### Your objective
Select from the data all lines with the word "Output".

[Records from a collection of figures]

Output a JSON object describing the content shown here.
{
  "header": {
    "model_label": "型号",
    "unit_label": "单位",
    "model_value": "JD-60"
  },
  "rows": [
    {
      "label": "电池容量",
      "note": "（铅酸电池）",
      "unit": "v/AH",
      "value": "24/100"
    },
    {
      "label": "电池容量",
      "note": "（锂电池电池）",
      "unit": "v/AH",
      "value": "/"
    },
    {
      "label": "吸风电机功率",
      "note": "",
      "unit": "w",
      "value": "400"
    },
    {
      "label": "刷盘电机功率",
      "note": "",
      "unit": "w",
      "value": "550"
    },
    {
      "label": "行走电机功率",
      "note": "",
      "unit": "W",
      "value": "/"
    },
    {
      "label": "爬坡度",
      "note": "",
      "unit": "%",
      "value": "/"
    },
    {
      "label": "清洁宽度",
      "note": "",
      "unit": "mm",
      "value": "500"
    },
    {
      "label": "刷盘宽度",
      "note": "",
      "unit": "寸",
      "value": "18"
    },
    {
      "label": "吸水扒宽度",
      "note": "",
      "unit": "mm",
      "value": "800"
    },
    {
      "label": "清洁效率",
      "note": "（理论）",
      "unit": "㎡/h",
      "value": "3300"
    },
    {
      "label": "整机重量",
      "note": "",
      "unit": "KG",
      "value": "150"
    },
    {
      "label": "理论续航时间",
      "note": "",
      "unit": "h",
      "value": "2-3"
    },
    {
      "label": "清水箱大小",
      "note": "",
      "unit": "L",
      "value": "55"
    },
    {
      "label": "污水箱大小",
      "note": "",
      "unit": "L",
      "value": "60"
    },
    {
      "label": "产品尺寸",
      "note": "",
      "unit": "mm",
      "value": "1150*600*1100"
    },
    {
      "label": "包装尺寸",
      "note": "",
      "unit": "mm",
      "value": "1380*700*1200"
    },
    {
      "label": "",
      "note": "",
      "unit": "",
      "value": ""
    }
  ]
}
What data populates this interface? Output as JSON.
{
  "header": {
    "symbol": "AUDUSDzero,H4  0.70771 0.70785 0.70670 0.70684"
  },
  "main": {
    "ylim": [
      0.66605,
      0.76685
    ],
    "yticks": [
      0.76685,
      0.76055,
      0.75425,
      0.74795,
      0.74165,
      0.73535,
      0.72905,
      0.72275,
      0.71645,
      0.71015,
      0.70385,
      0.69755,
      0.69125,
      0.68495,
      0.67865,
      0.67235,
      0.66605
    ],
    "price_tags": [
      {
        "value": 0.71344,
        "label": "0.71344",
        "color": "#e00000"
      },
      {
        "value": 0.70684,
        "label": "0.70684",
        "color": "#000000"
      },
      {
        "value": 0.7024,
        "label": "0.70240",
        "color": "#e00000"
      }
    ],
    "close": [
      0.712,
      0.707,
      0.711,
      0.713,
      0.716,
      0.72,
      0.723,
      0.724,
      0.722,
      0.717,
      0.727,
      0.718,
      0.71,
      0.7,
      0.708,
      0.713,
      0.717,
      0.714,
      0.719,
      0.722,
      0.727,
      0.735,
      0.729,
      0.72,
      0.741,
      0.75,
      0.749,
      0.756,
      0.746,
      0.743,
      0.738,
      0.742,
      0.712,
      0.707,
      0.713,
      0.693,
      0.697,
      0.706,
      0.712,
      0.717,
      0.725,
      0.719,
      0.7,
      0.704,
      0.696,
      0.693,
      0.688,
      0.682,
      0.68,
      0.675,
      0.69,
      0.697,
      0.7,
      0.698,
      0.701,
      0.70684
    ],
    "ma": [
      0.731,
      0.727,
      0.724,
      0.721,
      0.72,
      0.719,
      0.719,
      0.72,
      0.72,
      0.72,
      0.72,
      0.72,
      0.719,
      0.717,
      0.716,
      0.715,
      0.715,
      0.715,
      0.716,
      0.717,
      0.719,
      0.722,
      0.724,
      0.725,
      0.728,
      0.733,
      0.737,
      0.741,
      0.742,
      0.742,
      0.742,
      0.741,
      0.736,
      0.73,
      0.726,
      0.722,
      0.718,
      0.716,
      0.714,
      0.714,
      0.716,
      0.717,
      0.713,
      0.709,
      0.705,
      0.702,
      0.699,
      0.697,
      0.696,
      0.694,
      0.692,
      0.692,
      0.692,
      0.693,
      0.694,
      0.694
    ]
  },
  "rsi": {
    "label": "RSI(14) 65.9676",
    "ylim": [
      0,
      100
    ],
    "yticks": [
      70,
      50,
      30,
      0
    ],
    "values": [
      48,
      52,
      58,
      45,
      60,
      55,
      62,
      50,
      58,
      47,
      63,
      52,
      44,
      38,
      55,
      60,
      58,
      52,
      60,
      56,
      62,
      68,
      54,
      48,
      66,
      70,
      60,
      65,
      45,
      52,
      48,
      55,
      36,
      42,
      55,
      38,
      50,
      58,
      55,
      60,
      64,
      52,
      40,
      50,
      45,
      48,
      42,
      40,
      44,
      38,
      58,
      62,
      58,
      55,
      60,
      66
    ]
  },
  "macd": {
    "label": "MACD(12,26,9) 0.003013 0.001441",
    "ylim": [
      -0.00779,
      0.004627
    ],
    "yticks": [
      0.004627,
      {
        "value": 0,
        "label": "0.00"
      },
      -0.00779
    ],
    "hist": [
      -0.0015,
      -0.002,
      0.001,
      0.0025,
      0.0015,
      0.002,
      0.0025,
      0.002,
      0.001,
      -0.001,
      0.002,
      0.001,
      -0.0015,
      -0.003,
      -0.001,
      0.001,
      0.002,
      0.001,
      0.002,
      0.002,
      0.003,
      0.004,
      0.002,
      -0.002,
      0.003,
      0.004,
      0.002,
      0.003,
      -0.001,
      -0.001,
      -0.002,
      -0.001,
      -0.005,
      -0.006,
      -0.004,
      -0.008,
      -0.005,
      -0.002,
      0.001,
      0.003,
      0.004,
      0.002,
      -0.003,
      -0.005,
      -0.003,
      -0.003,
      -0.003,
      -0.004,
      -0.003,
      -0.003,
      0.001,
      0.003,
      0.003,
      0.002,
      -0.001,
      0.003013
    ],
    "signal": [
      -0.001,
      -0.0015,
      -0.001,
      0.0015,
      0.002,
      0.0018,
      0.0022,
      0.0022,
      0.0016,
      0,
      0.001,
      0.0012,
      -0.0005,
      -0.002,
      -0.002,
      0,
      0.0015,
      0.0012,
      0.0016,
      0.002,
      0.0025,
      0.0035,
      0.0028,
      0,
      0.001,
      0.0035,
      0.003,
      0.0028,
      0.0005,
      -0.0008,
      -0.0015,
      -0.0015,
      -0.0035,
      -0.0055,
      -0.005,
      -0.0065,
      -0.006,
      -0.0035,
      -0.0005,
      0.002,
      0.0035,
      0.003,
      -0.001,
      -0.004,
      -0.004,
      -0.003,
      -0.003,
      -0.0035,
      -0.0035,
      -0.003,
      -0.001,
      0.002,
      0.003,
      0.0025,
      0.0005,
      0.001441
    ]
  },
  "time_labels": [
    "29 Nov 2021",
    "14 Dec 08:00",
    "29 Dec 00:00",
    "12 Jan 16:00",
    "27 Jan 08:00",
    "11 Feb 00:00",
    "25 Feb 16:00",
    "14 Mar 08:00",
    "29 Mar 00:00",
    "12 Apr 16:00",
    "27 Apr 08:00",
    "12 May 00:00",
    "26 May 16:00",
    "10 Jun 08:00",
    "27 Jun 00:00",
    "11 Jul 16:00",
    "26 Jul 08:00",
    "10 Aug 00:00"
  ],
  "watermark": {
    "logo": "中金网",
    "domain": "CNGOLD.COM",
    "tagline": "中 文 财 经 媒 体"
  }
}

### Expected answer
Output a JSON object describing the content shown here.
What data populates this interface? Output as JSON.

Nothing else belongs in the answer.